** Start of Supplied data **
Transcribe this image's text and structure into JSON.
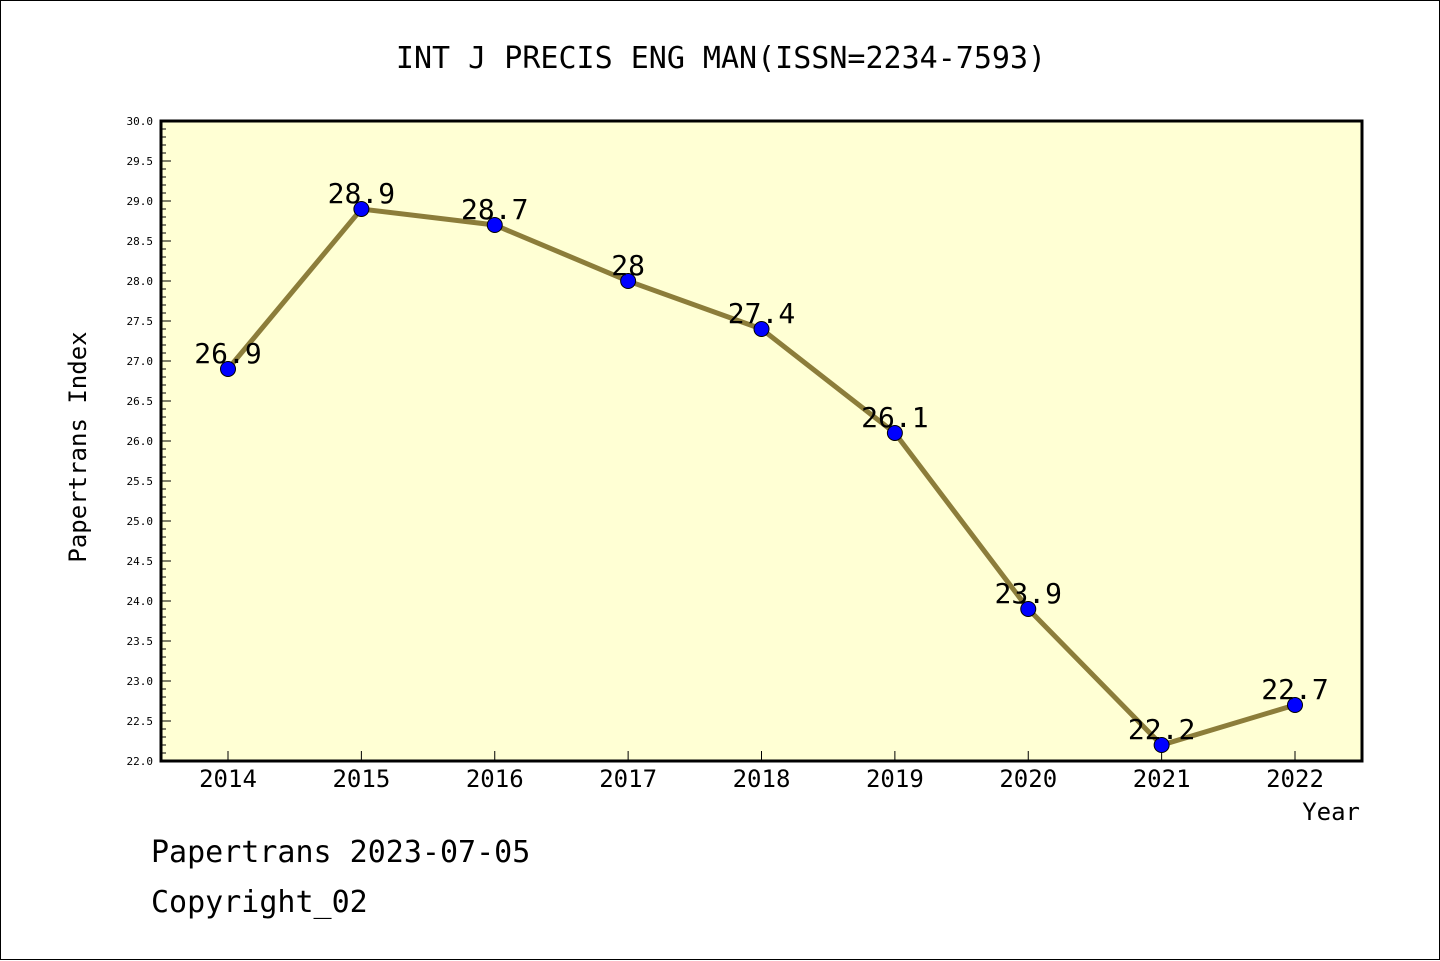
{
  "footer": {
    "line1": "Papertrans 2023-07-05",
    "line2": "Copyright_02"
  },
  "chart_data": {
    "type": "line",
    "title": "INT J PRECIS ENG MAN(ISSN=2234-7593)",
    "xlabel": "Year",
    "ylabel": "Papertrans Index",
    "categories": [
      "2014",
      "2015",
      "2016",
      "2017",
      "2018",
      "2019",
      "2020",
      "2021",
      "2022"
    ],
    "values": [
      26.9,
      28.9,
      28.7,
      28,
      27.4,
      26.1,
      23.9,
      22.2,
      22.7
    ],
    "data_labels": [
      "26.9",
      "28.9",
      "28.7",
      "28",
      "27.4",
      "26.1",
      "23.9",
      "22.2",
      "22.7"
    ],
    "ylim": [
      22.0,
      30.0
    ],
    "yticks": [
      "22.0",
      "22.5",
      "23.0",
      "23.5",
      "24.0",
      "24.5",
      "25.0",
      "25.5",
      "26.0",
      "26.5",
      "27.0",
      "27.5",
      "28.0",
      "28.5",
      "29.0",
      "29.5",
      "30.0"
    ],
    "grid": false,
    "colors": {
      "plot_bg": "#ffffd4",
      "line": "#8c7d3a",
      "marker": "#0000ff"
    }
  }
}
** End of Supplied data **
■ **Instructions to follow**:
Review the preceding data and report every line that includes the string "Papertrans".

■ **Answer for this exercise**:
    "line1": "Papertrans 2023-07-05",
    "ylabel": "Papertrans Index",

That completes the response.